Start of MATERIALS PROVIDED

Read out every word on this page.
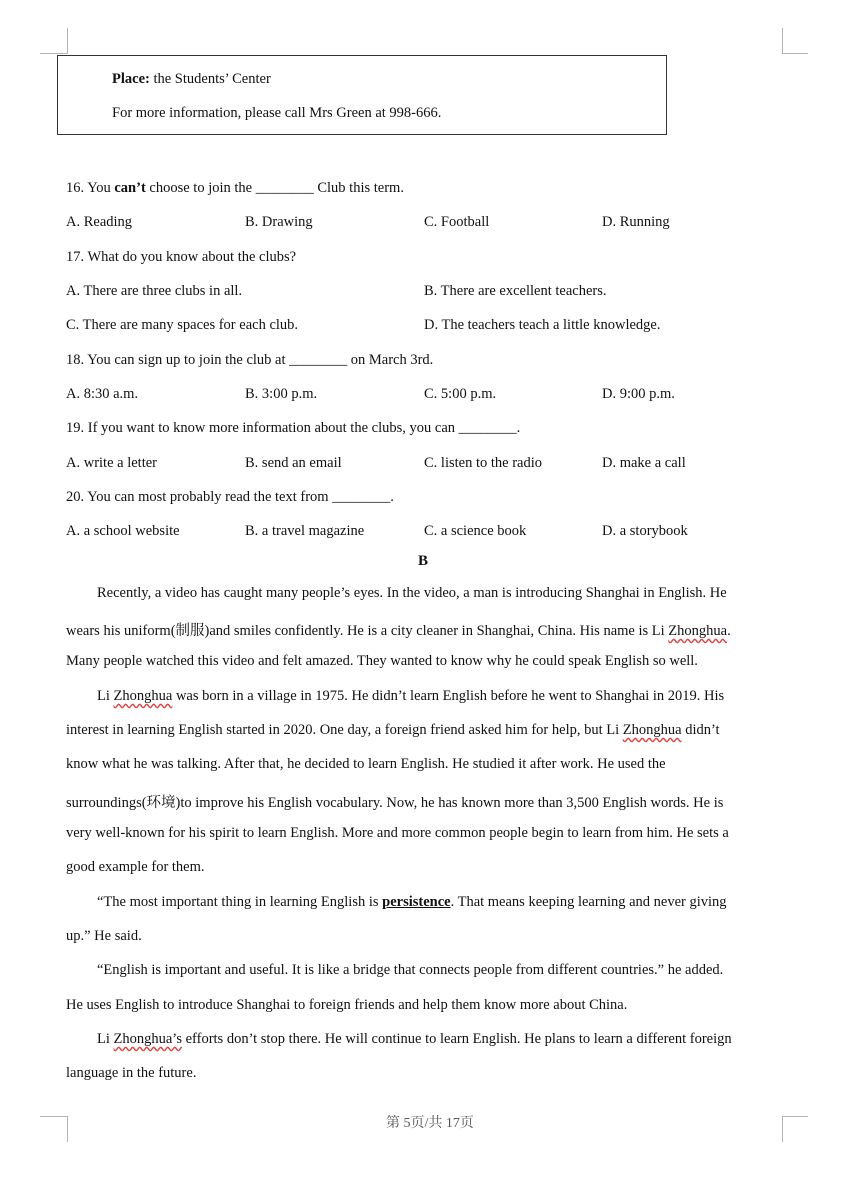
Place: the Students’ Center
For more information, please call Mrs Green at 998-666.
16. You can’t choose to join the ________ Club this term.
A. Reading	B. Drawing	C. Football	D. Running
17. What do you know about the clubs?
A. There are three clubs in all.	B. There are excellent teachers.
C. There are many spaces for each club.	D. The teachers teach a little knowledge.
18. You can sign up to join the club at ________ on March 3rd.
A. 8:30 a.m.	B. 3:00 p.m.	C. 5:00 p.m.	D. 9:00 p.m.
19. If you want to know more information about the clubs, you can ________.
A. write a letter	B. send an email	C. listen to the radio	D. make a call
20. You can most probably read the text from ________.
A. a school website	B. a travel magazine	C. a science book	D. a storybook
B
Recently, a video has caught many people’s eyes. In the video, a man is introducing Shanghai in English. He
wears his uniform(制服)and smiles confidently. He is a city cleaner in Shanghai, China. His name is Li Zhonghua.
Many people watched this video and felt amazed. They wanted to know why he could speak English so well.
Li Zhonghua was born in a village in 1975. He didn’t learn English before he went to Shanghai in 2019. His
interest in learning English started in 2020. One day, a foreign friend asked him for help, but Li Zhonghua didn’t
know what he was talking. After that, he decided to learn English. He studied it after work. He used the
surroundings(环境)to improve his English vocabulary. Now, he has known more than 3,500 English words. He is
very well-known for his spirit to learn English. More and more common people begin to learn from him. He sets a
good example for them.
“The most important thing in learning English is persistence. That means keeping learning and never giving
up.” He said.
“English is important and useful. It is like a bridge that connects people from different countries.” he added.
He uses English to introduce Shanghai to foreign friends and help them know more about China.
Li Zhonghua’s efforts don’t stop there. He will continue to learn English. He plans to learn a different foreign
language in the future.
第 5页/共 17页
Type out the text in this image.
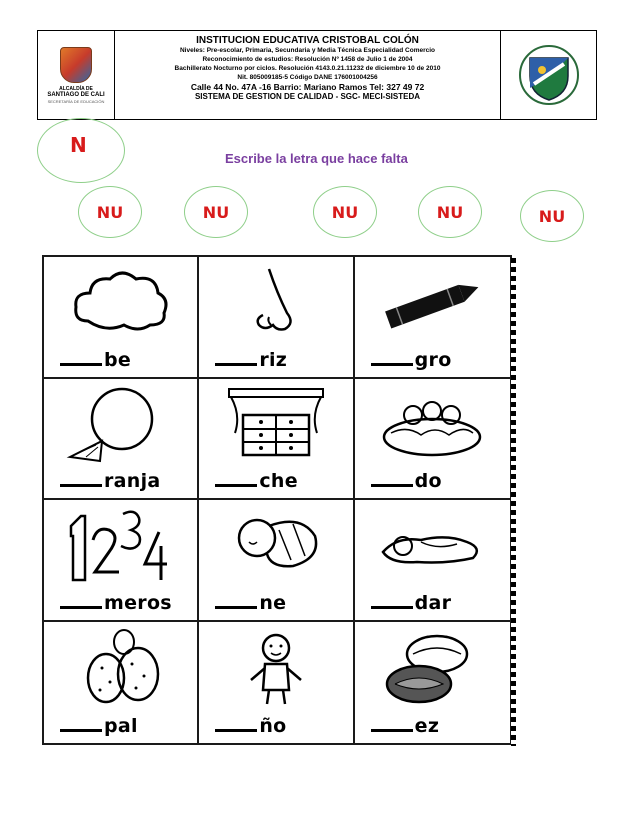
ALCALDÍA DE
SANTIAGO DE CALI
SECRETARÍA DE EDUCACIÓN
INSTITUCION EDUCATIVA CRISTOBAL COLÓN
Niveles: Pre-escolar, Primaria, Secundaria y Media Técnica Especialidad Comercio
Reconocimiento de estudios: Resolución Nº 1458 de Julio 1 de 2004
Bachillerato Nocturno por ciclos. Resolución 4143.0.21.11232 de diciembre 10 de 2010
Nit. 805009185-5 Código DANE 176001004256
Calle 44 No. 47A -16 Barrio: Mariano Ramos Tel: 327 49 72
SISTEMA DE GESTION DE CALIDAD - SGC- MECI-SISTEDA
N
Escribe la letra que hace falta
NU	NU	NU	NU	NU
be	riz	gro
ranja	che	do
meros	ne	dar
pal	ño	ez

End of MATERIALS PROVIDED

TO BE DONE: Reproduce each entry verbatim, excluding any embedded images.

WRITTEN SOLUTION:
Read out every word on this page.
Place: the Students’ Center
For more information, please call Mrs Green at 998-666.
16. You can’t choose to join the ________ Club this term.
A. Reading	B. Drawing	C. Football	D. Running
17. What do you know about the clubs?
A. There are three clubs in all.	B. There are excellent teachers.
C. There are many spaces for each club.	D. The teachers teach a little knowledge.
18. You can sign up to join the club at ________ on March 3rd.
A. 8:30 a.m.	B. 3:00 p.m.	C. 5:00 p.m.	D. 9:00 p.m.
19. If you want to know more information about the clubs, you can ________.
A. write a letter	B. send an email	C. listen to the radio	D. make a call
20. You can most probably read the text from ________.
A. a school website	B. a travel magazine	C. a science book	D. a storybook
B
Recently, a video has caught many people’s eyes. In the video, a man is introducing Shanghai in English. He
wears his uniform(制服)and smiles confidently. He is a city cleaner in Shanghai, China. His name is Li Zhonghua.
Many people watched this video and felt amazed. They wanted to know why he could speak English so well.
Li Zhonghua was born in a village in 1975. He didn’t learn English before he went to Shanghai in 2019. His
interest in learning English started in 2020. One day, a foreign friend asked him for help, but Li Zhonghua didn’t
know what he was talking. After that, he decided to learn English. He studied it after work. He used the
surroundings(环境)to improve his English vocabulary. Now, he has known more than 3,500 English words. He is
very well-known for his spirit to learn English. More and more common people begin to learn from him. He sets a
good example for them.
“The most important thing in learning English is persistence. That means keeping learning and never giving
up.” He said.
“English is important and useful. It is like a bridge that connects people from different countries.” he added.
He uses English to introduce Shanghai to foreign friends and help them know more about China.
Li Zhonghua’s efforts don’t stop there. He will continue to learn English. He plans to learn a different foreign
language in the future.
第 5页/共 17页
Type out the text in this image.
ALCALDÍA DE
SANTIAGO DE CALI
SECRETARÍA DE EDUCACIÓN
INSTITUCION EDUCATIVA CRISTOBAL COLÓN
Niveles: Pre-escolar, Primaria, Secundaria y Media Técnica Especialidad Comercio
Reconocimiento de estudios: Resolución Nº 1458 de Julio 1 de 2004
Bachillerato Nocturno por ciclos. Resolución 4143.0.21.11232 de diciembre 10 de 2010
Nit. 805009185-5 Código DANE 176001004256
Calle 44 No. 47A -16 Barrio: Mariano Ramos Tel: 327 49 72
SISTEMA DE GESTION DE CALIDAD - SGC- MECI-SISTEDA
N
Escribe la letra que hace falta
NU	NU	NU	NU	NU
be	riz	gro
ranja	che	do
meros	ne	dar
pal	ño	ez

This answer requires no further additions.